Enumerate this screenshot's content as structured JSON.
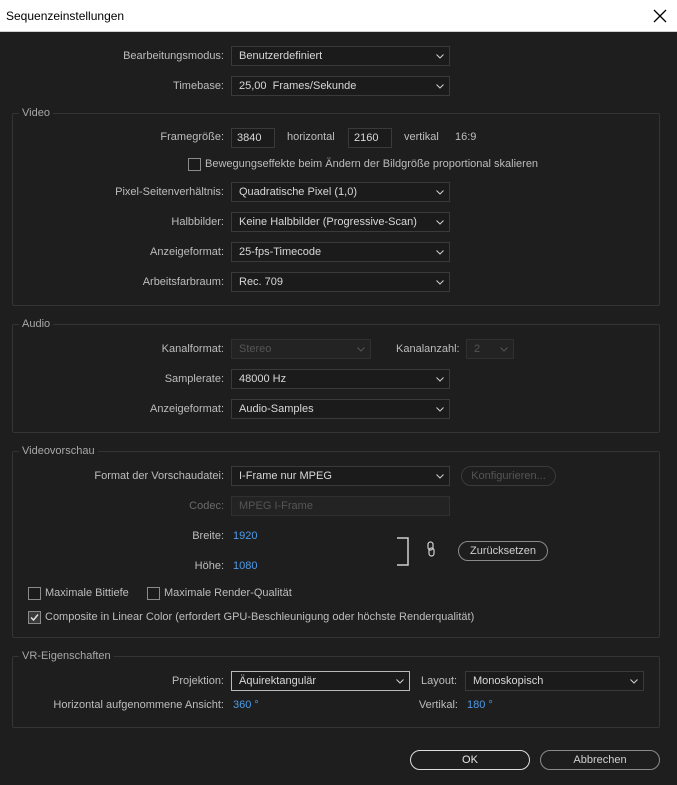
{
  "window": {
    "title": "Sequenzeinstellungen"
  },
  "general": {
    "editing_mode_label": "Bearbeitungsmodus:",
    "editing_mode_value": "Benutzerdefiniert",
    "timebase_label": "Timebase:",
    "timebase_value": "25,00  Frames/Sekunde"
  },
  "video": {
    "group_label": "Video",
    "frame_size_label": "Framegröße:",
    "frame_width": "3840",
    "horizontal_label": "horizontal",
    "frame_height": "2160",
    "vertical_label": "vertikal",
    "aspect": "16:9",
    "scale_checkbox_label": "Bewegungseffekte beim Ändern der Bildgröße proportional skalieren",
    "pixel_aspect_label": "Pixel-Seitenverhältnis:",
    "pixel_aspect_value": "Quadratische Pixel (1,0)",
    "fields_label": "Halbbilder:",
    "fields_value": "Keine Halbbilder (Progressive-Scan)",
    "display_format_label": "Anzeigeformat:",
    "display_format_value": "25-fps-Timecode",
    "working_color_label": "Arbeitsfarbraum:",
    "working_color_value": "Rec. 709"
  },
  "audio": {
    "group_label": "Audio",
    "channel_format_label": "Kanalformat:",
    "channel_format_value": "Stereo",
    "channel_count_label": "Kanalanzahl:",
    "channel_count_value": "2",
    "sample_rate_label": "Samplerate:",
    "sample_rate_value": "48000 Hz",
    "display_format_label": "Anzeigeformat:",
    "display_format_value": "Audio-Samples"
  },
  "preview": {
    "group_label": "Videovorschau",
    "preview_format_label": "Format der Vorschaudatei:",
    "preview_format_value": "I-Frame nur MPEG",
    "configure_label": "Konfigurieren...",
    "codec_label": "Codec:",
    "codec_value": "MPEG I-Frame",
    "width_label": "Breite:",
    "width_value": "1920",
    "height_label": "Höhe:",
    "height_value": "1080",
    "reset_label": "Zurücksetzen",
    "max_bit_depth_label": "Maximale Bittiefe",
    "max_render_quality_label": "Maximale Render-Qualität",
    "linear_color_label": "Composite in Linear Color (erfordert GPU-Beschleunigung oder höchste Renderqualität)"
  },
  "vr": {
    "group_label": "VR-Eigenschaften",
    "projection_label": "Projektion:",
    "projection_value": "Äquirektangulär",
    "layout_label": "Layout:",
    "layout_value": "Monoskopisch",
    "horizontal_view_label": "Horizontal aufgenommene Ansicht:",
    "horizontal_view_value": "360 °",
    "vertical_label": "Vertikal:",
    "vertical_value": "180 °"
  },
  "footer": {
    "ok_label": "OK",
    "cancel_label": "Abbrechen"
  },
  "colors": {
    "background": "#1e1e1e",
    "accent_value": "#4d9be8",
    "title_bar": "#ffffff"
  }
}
_____
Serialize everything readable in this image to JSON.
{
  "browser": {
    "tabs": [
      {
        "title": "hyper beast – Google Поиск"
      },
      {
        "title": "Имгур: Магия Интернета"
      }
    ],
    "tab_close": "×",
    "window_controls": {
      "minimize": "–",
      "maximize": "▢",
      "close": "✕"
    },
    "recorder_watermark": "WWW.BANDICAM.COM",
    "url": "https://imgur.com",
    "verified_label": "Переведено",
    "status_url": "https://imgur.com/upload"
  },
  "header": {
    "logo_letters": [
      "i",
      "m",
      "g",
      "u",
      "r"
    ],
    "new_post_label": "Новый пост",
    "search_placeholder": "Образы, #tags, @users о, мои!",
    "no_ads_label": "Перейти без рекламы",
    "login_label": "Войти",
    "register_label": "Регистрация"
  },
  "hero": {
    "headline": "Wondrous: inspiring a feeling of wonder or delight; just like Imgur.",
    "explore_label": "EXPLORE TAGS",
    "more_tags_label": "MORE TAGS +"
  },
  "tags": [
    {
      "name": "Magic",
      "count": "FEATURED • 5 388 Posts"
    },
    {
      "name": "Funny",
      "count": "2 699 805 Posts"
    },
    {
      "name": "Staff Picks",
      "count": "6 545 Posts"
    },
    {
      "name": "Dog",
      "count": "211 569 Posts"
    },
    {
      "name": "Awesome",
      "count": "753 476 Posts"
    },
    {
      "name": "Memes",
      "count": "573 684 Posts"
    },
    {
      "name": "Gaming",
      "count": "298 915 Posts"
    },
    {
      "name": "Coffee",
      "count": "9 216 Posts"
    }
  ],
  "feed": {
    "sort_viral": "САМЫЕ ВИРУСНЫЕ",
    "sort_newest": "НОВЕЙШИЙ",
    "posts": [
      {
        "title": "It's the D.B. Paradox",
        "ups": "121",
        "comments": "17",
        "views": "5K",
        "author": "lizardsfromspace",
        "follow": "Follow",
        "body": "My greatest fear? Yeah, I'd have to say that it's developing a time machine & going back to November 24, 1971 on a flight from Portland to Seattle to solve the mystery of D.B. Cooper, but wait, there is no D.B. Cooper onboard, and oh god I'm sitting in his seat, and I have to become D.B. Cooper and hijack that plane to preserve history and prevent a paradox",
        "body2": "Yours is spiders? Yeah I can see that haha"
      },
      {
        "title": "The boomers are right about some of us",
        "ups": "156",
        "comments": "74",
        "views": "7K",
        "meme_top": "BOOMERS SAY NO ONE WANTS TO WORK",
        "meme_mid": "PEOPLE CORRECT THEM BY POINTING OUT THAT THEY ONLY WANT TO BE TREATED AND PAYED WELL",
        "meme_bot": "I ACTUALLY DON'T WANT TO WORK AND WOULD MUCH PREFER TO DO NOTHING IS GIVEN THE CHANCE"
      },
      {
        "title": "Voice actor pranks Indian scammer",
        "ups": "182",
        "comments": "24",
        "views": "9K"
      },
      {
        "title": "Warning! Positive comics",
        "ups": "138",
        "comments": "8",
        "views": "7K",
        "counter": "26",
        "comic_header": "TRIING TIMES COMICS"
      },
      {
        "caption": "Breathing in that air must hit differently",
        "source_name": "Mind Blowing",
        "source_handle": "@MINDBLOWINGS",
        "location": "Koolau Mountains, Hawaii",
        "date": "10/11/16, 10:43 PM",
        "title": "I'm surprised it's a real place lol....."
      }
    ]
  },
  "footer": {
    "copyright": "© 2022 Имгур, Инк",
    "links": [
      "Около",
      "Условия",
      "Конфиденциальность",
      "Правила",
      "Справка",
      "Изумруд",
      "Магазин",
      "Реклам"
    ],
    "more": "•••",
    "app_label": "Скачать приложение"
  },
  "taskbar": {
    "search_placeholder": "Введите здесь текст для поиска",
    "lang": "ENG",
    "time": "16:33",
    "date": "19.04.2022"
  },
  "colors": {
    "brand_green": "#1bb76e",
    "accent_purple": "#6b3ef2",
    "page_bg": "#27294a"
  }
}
_____
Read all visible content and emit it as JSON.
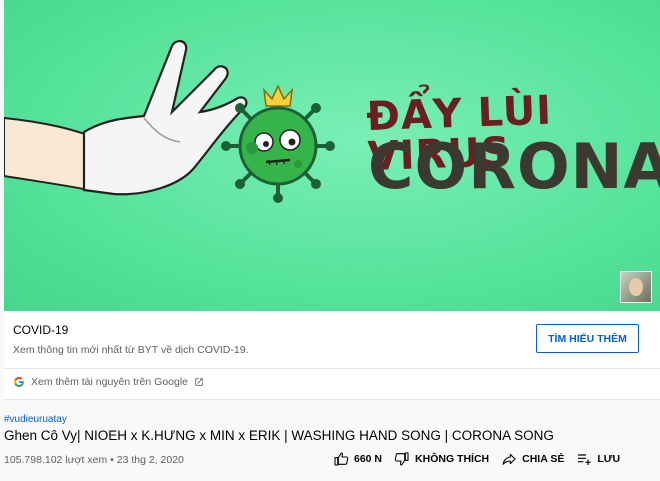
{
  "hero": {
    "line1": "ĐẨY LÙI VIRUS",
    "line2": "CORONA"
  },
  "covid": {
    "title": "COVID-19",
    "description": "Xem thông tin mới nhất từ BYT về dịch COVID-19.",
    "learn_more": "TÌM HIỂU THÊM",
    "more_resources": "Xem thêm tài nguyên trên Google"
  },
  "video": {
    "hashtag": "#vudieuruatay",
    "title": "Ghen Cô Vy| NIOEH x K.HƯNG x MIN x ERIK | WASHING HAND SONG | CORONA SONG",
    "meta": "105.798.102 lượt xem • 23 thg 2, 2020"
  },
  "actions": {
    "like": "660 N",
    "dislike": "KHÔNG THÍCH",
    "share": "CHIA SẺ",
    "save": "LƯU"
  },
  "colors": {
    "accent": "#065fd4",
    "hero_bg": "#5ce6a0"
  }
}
_____
• ASSIGNED TASK
Read through the entries above and copy each line that has the string "this" in it.

• RESULT
Enumerate this screenshot's content as structured JSON.
Serialize everything readable in this image to JSON.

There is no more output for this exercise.